(Excerpt provided)
--- --- ---

4 Ways to Turn Exercise Into a Habit

exercise

The overall obesity trend continues to worsen across the board. The super-sizing of our waist size is driven by our American lifestyle, not our genes, according to a study in the American Heart Journal. This shouldn’t come as a surprise. I frequently have the weight conversation with my patients. Patients often respond, “I know what I need to do to do lose weight, but just need to do it!” The big issue with the rise in obesity surrounds habits. And bad habits are hard to break. It takes an average of 66 days to form a new habit, according to a 2009 study. Change won’t happen overnight. So how do you make the change? Here are 4 tips I recommend to turn a bad habit into a good one.

1. Don’t join a gym. Try the Mall.
Don’t join a gym at least until you’re committed to go to your gym regularly – meaning at least 3 times a week. So start small: Walk just 20 minutes a day during your lunch break. Over time, you’ll develop daily walking into a good habit. If it’s raining outside, do daily brisk walks in the malls. For the shopaholics out there, do your walk first, then reward yourself with shopping after. Over time increase your pace. If you’re already active, over time your body acclimates so you need to keep pushing yourself if your current routine is too easy or not working.

--- --- ---

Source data

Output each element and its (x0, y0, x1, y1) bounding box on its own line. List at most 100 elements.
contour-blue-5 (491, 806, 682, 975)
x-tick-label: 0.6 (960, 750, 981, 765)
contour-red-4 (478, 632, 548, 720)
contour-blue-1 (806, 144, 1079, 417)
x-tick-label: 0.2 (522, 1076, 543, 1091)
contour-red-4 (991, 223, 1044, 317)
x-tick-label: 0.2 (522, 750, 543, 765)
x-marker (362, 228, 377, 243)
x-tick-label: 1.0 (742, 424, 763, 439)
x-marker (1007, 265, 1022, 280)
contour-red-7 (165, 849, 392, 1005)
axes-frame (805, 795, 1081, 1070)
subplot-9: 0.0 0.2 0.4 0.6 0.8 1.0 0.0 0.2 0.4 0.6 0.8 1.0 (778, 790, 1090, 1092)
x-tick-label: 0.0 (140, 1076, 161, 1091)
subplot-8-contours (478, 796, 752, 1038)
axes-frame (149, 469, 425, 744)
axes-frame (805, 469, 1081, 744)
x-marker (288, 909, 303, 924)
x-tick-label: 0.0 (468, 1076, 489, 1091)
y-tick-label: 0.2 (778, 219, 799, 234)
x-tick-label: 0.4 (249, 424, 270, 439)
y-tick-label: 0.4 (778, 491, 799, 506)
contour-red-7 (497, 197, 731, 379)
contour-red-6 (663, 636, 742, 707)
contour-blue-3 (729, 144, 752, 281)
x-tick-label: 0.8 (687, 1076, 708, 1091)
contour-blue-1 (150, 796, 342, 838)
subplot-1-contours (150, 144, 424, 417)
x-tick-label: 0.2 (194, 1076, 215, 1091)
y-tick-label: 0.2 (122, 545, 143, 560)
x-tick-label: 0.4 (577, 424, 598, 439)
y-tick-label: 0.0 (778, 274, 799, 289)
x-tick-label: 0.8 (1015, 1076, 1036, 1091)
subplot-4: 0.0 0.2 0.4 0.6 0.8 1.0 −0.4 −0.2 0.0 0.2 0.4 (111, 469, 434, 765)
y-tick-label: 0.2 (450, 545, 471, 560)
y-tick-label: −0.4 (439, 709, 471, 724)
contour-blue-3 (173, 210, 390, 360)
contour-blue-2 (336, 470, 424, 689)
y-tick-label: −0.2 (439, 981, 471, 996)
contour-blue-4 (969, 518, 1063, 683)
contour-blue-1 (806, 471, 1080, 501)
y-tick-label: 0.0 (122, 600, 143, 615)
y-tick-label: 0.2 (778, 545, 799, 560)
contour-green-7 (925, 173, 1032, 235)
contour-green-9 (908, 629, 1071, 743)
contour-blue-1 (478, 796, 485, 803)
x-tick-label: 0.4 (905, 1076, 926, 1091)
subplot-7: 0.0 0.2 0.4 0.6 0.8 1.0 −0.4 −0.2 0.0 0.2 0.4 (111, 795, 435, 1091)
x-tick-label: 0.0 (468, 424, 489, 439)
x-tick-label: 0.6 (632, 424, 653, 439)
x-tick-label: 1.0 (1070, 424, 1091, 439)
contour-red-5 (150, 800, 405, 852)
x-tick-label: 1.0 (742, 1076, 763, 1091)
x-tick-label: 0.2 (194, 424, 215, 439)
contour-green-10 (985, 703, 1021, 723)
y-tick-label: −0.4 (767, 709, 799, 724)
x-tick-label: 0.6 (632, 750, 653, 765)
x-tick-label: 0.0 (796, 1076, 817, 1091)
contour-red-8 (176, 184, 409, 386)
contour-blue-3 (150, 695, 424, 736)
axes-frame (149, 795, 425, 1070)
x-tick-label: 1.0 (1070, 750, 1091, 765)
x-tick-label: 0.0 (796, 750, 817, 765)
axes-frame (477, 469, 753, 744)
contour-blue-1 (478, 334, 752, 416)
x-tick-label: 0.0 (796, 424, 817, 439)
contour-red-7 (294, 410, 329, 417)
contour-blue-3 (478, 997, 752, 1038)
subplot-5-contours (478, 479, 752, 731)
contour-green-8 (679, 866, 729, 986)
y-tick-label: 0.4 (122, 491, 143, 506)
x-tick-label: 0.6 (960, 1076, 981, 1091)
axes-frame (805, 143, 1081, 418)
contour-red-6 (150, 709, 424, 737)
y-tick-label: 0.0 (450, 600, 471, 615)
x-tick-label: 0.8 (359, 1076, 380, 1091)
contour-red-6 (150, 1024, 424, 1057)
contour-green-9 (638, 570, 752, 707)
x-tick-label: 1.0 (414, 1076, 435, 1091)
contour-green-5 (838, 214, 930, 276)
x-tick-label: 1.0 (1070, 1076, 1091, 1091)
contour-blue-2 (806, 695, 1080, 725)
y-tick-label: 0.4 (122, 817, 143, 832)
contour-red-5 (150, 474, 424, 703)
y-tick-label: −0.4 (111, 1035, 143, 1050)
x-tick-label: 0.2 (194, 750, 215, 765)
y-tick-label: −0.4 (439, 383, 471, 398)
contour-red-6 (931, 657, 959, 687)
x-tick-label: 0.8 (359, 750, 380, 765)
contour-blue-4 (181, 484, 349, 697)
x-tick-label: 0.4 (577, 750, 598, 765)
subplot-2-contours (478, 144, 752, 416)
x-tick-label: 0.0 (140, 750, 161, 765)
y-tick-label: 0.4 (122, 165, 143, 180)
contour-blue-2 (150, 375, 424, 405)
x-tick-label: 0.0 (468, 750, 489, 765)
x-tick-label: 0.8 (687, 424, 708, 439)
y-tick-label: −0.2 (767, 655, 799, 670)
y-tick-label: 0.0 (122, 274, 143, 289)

--- --- ---

(What to produce) Pick up the article on turning exercise into a habit right after its last sentence and keep going.

(Written answer)
2. Workout with a friend.
Exercise works even better with an accountability partner to keep you motivated. If that workout buddy is more fit than you, then even better. A 2010 study in The Journal of Social Sciences found that the more active a person you work out with, the more likely you’ll move up to their level. The opposite was also found. If you workout with an unmotivated person, they potentially could bring you down to their level.

3. Join a sport
Basketball is my sport of choice. I’m not that good, so I make it up with hustle. I run
up and down the basketball court constantly (probably because no one passes me the ball). But at least I’m getting my exercise! If you like to dance, try a Zumba class, or dance at your local community center. Dance is great for cardio, strengthens your core, and is fun! Tai Chi is another great exercise routine. Multiple studies have backed up the effectiveness of this gentle yet powerful mind-body practice, showing it helps improve balance, strength and flexibility.

4. Make time: Do a TV cleanse
If you find you’re coming up with excuses to do these basic suggestions at this point, then you have to change the way you think! Lack of time is probably the top reason for not exercising. However, if you make something a high enough priority, you will find a way to make time. Try a one-week hiatus from watching TV, particularly Reality TV. Sorry to all the Reality TV fans, but it’s time to spend some time in your own reality, not someone else’s. I can assure you that you will be just fine if you take one week off. If anything, you might feel even better.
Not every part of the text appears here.